Directions
**1.** Copy the passage of the text on cloaking and doorway pages between "Because many search" and "calls to action.", inclusive, substituting "forwarding" for "redirection".
**2.** In the text on cloaking and doorway pages, what is named as a better way than IP delivery to choose which language to serve content in?

Text shown

★ ★ ★ ★ ★

Cloaking versus IP delivery

IP delivery can be considered a more benign variation of cloaking, where different content is served based upon the requester’s IP address. With cloaking, search engines and people never see the other’s pages, whereas, with other uses of IP delivery, both search engines and people can see the same pages. This technique is sometimes used by graphics-heavy sites that have little textual content for spiders to analyze.

One use of IP delivery is to determine the requestor’s location, and deliver content specifically written for that country. This isn’t necessarily cloaking. For instance, Google uses IP delivery for AdWords and AdSense advertising programs to target users in different geographic locations.

IP delivery is a crude and unreliable method of determining the language in which to provide content. Many countries and regions are multi-lingual, or the requestor may be a foreign national. A better method of content negotiation is to examine the client’s Accept-Language HTTP header.

As of 2006, many sites have taken up IP delivery to personalise content for their regular customers. Many of the top 1000 sites, including sites like Amazon (amazon.com), actively use IP delivery. None of these have been banned from search engines as their intent is not deceptive.

Doorway page

Doorway pages (bridge pages, portal pages, jump pages, gateway pages or entry pages) are web pages that are created for the deliberate manipulation of search engine indexes (spamdexing). A doorway page will affect the index of a search engine by inserting results for particular phrases while sending visitors to a different page. Doorway pages that redirect visitors without their knowledge use some form of cloaking. This usually falls under Black Hat SEO.

If a visitor clicks through to a typical doorway page from a search engine results page, in most cases they will be redirected with a fast Meta refresh command to another page. Other forms of redirection include use of JavaScript and server side redirection, from the server configuration file. Some doorway pages may be dynamic pages generated by scripting languages such as Perl and PHP.

Doorway pages are often easy to identify in that they have been designed primarily for search engines, not for human beings. Sometimes a doorway page is copied from another high ranking page, but this is likely to cause the search engine to detect the page as a duplicate and exclude it from the search engine listings.

Because many search engines give a penalty for using the META refresh command, some doorway pages just trick the visitor into clicking on a link to get them to the desired destination page, or they use JavaScript for redirection.

More sophisticated doorway pages, called Content Rich Doorways, are designed to gain high placement in search results without using redirection. They incorporate at least a minimum amount of design and navigation similar to the rest of the site to provide a more human-friendly and natural appearance. Visitors are offered standard links as calls to action.

Landing pages are regularly misconstrued to equate to Doorway pages within the literature. The former are content rich pages to which traffic is directed within the context of pay-per-click campaigns and to maximize SEO campaigns.

Doorway pages are also typically used for sites that maintain a blacklist of URLs known to harbor spam, such as Facebook, Tumblr and Deviantart.

★ ★ ★ ★ ★

Data provided
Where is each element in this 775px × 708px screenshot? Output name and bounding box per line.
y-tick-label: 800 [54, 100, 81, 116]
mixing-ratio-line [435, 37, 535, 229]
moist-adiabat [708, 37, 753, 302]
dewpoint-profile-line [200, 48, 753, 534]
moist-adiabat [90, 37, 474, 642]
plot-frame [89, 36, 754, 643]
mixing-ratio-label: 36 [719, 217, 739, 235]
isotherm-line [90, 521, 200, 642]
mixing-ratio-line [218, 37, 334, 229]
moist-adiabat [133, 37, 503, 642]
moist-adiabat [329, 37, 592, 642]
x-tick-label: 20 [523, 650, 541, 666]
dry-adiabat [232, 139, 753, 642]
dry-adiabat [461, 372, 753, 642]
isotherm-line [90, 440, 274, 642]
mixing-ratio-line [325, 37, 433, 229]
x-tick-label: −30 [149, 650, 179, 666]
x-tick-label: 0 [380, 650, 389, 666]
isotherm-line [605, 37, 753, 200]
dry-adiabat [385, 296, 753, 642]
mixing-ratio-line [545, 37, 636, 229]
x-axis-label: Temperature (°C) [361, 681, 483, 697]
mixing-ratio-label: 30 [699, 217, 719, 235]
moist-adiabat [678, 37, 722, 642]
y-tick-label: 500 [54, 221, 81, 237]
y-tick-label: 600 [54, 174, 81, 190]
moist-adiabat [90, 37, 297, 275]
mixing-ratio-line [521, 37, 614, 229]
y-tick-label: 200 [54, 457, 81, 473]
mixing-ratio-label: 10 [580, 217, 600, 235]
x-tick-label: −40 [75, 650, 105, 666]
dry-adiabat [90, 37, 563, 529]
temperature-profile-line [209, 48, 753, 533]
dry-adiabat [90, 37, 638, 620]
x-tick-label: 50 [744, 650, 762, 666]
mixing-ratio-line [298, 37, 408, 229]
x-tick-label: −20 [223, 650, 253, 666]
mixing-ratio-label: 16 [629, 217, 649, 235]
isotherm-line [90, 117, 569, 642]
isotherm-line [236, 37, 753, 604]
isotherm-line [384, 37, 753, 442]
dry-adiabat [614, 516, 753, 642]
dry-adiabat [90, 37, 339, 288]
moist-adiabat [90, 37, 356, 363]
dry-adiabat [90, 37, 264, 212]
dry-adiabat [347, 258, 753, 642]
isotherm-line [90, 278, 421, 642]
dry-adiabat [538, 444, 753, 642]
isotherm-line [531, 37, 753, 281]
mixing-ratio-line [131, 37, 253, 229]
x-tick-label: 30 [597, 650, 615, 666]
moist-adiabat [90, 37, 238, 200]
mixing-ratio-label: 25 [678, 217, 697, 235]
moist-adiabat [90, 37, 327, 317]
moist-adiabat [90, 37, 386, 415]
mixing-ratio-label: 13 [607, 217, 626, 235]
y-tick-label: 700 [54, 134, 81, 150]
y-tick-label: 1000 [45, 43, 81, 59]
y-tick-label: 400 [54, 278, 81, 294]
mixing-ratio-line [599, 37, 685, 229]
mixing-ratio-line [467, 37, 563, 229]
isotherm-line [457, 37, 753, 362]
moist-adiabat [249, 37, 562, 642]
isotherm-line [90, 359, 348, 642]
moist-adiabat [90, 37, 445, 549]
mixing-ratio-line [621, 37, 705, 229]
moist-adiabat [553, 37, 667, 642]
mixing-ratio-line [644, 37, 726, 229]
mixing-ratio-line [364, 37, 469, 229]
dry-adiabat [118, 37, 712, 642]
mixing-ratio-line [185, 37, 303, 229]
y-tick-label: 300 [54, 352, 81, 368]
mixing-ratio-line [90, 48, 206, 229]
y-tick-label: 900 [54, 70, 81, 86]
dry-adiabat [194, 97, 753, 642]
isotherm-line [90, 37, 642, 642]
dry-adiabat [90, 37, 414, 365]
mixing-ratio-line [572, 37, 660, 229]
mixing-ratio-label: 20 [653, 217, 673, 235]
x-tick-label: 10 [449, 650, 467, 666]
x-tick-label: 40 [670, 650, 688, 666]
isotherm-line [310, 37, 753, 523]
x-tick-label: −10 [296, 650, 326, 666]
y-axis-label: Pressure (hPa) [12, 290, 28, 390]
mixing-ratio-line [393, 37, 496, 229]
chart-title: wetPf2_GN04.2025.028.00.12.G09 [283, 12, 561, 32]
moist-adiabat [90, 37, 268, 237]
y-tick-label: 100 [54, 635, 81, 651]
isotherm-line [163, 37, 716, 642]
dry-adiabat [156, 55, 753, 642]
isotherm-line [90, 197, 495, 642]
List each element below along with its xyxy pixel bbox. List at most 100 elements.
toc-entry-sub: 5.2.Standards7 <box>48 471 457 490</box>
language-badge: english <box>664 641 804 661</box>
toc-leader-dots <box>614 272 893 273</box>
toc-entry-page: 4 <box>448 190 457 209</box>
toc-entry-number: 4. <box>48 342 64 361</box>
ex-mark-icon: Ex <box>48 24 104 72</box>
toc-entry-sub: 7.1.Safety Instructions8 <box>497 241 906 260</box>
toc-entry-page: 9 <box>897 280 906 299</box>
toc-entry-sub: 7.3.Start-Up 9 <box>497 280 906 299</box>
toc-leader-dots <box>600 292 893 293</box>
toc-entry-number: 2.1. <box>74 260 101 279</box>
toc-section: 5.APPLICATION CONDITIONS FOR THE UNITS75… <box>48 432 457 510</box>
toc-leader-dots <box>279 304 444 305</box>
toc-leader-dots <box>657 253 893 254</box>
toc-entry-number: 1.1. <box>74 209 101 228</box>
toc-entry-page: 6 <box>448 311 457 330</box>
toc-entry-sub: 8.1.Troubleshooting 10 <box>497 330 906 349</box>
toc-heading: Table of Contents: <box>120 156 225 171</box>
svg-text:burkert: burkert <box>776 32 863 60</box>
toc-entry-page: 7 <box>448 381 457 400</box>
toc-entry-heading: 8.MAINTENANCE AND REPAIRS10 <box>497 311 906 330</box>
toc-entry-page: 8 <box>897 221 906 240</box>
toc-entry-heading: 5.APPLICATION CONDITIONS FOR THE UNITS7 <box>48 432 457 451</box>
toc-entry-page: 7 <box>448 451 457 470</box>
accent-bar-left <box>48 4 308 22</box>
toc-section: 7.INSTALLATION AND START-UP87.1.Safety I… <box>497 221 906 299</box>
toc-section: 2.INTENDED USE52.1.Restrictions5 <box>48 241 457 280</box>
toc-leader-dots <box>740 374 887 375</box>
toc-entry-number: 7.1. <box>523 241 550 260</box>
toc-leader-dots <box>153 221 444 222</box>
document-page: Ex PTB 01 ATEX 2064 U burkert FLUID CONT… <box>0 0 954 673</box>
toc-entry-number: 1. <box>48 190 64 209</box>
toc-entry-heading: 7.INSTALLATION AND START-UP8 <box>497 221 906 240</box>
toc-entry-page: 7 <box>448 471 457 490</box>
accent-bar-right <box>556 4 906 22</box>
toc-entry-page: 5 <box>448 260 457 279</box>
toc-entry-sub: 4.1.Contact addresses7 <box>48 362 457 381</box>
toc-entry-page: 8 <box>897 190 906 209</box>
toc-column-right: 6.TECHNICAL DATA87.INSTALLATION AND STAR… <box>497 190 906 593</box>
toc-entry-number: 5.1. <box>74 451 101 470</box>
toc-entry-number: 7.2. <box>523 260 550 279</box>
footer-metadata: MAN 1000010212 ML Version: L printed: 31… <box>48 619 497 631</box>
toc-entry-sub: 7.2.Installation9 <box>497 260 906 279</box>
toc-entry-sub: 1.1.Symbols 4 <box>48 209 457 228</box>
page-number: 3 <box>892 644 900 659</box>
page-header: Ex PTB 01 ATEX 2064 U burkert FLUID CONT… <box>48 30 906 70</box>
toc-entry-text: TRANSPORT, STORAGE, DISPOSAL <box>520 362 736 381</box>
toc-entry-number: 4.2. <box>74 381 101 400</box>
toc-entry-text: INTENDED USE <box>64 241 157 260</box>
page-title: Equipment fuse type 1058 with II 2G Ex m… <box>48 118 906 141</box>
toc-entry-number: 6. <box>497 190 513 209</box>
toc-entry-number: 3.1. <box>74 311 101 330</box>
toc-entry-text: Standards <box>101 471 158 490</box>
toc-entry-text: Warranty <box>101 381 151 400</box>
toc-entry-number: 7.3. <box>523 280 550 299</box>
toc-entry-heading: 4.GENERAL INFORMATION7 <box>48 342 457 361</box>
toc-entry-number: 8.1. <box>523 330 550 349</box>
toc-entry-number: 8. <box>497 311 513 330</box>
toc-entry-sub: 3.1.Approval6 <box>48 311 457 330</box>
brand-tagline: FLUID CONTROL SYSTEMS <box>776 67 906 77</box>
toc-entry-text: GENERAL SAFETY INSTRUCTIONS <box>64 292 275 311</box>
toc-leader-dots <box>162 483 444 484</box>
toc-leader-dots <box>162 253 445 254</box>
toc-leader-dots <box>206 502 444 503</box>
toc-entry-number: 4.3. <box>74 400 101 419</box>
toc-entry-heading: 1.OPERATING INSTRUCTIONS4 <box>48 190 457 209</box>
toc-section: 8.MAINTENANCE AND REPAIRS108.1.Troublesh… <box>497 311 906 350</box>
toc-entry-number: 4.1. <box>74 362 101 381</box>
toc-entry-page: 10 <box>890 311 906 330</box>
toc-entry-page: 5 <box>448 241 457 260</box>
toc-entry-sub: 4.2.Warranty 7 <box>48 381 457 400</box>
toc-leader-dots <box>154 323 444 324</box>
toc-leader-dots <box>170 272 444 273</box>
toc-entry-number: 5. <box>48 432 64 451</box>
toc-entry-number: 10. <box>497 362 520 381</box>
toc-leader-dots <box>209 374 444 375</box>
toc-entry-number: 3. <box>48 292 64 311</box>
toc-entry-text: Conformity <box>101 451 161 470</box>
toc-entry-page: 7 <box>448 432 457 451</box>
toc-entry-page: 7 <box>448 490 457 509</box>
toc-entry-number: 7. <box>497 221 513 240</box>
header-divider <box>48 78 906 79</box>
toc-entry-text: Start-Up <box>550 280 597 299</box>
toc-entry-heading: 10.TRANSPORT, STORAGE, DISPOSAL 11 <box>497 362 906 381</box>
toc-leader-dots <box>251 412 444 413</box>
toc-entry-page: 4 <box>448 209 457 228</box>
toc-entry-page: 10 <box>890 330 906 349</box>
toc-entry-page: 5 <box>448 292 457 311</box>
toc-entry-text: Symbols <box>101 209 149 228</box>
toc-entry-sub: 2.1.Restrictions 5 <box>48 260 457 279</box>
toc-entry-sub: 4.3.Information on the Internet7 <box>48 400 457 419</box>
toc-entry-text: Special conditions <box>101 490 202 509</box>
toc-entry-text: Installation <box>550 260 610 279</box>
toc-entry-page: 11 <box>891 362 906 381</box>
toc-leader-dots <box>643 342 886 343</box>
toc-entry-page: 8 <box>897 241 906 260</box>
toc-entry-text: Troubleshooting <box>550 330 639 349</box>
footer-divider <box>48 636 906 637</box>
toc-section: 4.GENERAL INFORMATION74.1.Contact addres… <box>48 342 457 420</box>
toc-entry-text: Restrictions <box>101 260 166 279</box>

★ ★ ★ ★ ★

Results of the exercise
**1.**
Because many search engines give a penalty for using the META refresh command, some doorway pages just trick the visitor into clicking on a link to get them to the desired destination page, or they use JavaScript for forwarding.

More sophisticated doorway pages, called Content Rich Doorways, are designed to gain high placement in search results without using forwarding. They incorporate at least a minimum amount of design and navigation similar to the rest of the site to provide a more human-friendly and natural appearance. Visitors are offered standard links as calls to action.

**2.** Examining the client's Accept-Language HTTP header.